[Source data]
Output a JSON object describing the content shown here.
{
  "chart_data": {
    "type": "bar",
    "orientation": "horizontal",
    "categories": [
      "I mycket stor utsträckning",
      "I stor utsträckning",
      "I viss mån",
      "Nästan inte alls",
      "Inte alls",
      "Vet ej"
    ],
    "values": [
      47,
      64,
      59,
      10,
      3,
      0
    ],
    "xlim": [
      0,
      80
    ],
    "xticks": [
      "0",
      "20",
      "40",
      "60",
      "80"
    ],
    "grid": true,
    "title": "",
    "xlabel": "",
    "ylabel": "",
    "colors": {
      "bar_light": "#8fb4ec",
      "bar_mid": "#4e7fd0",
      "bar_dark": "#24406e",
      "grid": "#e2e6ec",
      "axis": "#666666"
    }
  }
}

**Objective:**
Scan the material above. Return every line containing the string "utsträckning".

**The output:**
      "I mycket stor utsträckning",
      "I stor utsträckning",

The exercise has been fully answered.